EXERCISE DETAILS:
Output each entry that follows exactly. Images stay out.

— start AVAILABLE RECORDS —

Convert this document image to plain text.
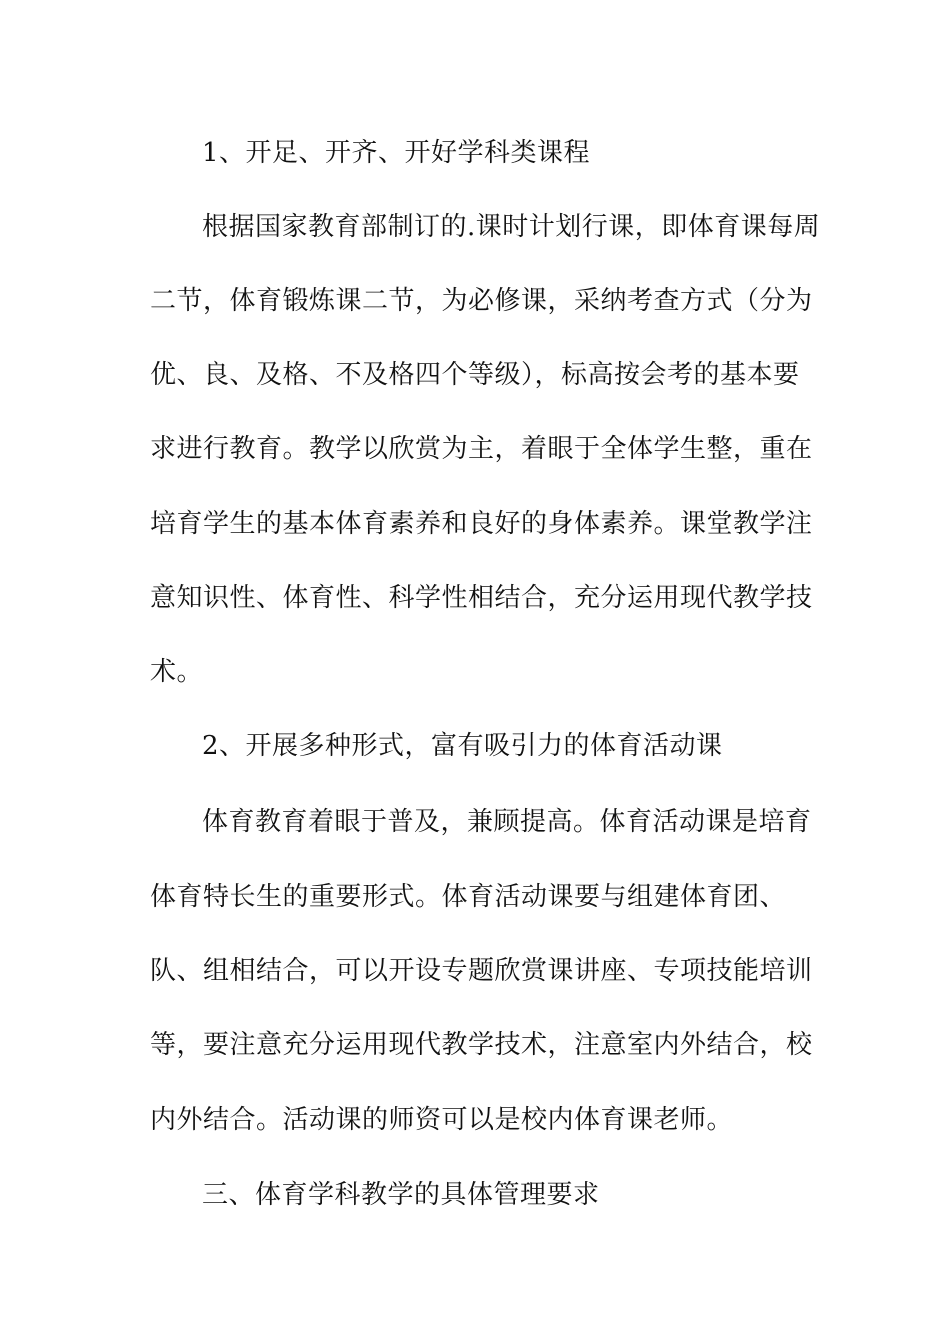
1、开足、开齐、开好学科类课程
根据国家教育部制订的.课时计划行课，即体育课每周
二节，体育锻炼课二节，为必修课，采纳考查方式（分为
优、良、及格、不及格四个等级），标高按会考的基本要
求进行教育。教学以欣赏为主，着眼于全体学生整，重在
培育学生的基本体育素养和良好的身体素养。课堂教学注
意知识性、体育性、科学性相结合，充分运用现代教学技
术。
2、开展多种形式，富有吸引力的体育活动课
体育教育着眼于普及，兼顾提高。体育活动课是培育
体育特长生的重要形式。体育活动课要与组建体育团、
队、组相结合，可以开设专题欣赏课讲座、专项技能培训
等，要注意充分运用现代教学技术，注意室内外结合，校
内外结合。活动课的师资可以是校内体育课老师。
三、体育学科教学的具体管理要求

— end AVAILABLE RECORDS —

EXPECTED ANSWER:
Convert this document image to plain text.
1、开足、开齐、开好学科类课程
根据国家教育部制订的.课时计划行课，即体育课每周
二节，体育锻炼课二节，为必修课，采纳考查方式（分为
优、良、及格、不及格四个等级），标高按会考的基本要
求进行教育。教学以欣赏为主，着眼于全体学生整，重在
培育学生的基本体育素养和良好的身体素养。课堂教学注
意知识性、体育性、科学性相结合，充分运用现代教学技
术。
2、开展多种形式，富有吸引力的体育活动课
体育教育着眼于普及，兼顾提高。体育活动课是培育
体育特长生的重要形式。体育活动课要与组建体育团、
队、组相结合，可以开设专题欣赏课讲座、专项技能培训
等，要注意充分运用现代教学技术，注意室内外结合，校
内外结合。活动课的师资可以是校内体育课老师。
三、体育学科教学的具体管理要求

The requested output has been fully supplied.